**YOUR TASK:**
Copy all records verbatim.

[START]

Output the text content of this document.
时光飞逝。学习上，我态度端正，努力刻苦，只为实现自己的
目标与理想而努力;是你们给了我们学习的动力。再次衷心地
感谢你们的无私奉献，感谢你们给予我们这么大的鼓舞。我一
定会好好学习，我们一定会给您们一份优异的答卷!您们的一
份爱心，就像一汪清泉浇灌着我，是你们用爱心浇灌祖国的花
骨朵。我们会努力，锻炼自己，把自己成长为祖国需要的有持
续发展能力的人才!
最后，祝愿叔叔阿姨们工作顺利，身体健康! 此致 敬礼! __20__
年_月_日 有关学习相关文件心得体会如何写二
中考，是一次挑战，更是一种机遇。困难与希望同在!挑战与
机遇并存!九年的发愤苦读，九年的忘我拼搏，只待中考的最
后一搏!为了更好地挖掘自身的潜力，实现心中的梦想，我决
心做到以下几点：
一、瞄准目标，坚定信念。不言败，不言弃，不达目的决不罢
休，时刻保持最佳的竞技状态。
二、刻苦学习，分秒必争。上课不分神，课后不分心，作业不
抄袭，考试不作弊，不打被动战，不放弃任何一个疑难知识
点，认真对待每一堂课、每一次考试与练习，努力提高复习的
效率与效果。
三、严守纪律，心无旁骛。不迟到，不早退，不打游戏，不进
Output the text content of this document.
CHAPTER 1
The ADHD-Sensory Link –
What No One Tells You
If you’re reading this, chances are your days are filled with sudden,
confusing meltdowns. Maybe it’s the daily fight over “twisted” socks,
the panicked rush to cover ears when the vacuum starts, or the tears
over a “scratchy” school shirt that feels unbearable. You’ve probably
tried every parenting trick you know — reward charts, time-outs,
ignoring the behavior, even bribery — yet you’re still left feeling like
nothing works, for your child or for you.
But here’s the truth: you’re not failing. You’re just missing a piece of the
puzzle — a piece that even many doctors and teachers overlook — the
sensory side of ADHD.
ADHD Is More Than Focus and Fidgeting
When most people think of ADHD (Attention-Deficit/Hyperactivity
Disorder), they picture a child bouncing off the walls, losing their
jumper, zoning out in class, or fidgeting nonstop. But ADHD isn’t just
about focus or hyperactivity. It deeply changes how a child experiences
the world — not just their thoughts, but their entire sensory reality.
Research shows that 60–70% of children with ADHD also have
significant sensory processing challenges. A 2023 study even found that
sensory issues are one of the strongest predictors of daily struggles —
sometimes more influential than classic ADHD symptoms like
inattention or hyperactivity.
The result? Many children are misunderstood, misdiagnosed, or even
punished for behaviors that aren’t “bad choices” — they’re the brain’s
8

[END]

**REPLY:**
Output the text content of this document.
时光飞逝。学习上，我态度端正，努力刻苦，只为实现自己的
目标与理想而努力;是你们给了我们学习的动力。再次衷心地
感谢你们的无私奉献，感谢你们给予我们这么大的鼓舞。我一
定会好好学习，我们一定会给您们一份优异的答卷!您们的一
份爱心，就像一汪清泉浇灌着我，是你们用爱心浇灌祖国的花
骨朵。我们会努力，锻炼自己，把自己成长为祖国需要的有持
续发展能力的人才!
最后，祝愿叔叔阿姨们工作顺利，身体健康! 此致 敬礼! __20__
年_月_日 有关学习相关文件心得体会如何写二
中考，是一次挑战，更是一种机遇。困难与希望同在!挑战与
机遇并存!九年的发愤苦读，九年的忘我拼搏，只待中考的最
后一搏!为了更好地挖掘自身的潜力，实现心中的梦想，我决
心做到以下几点：
一、瞄准目标，坚定信念。不言败，不言弃，不达目的决不罢
休，时刻保持最佳的竞技状态。
二、刻苦学习，分秒必争。上课不分神，课后不分心，作业不
抄袭，考试不作弊，不打被动战，不放弃任何一个疑难知识
点，认真对待每一堂课、每一次考试与练习，努力提高复习的
效率与效果。
三、严守纪律，心无旁骛。不迟到，不早退，不打游戏，不进
Output the text content of this document.
CHAPTER 1
The ADHD-Sensory Link –
What No One Tells You
If you’re reading this, chances are your days are filled with sudden,
confusing meltdowns. Maybe it’s the daily fight over “twisted” socks,
the panicked rush to cover ears when the vacuum starts, or the tears
over a “scratchy” school shirt that feels unbearable. You’ve probably
tried every parenting trick you know — reward charts, time-outs,
ignoring the behavior, even bribery — yet you’re still left feeling like
nothing works, for your child or for you.
But here’s the truth: you’re not failing. You’re just missing a piece of the
puzzle — a piece that even many doctors and teachers overlook — the
sensory side of ADHD.
ADHD Is More Than Focus and Fidgeting
When most people think of ADHD (Attention-Deficit/Hyperactivity
Disorder), they picture a child bouncing off the walls, losing their
jumper, zoning out in class, or fidgeting nonstop. But ADHD isn’t just
about focus or hyperactivity. It deeply changes how a child experiences
the world — not just their thoughts, but their entire sensory reality.
Research shows that 60–70% of children with ADHD also have
significant sensory processing challenges. A 2023 study even found that
sensory issues are one of the strongest predictors of daily struggles —
sometimes more influential than classic ADHD symptoms like
inattention or hyperactivity.
The result? Many children are misunderstood, misdiagnosed, or even
punished for behaviors that aren’t “bad choices” — they’re the brain’s
8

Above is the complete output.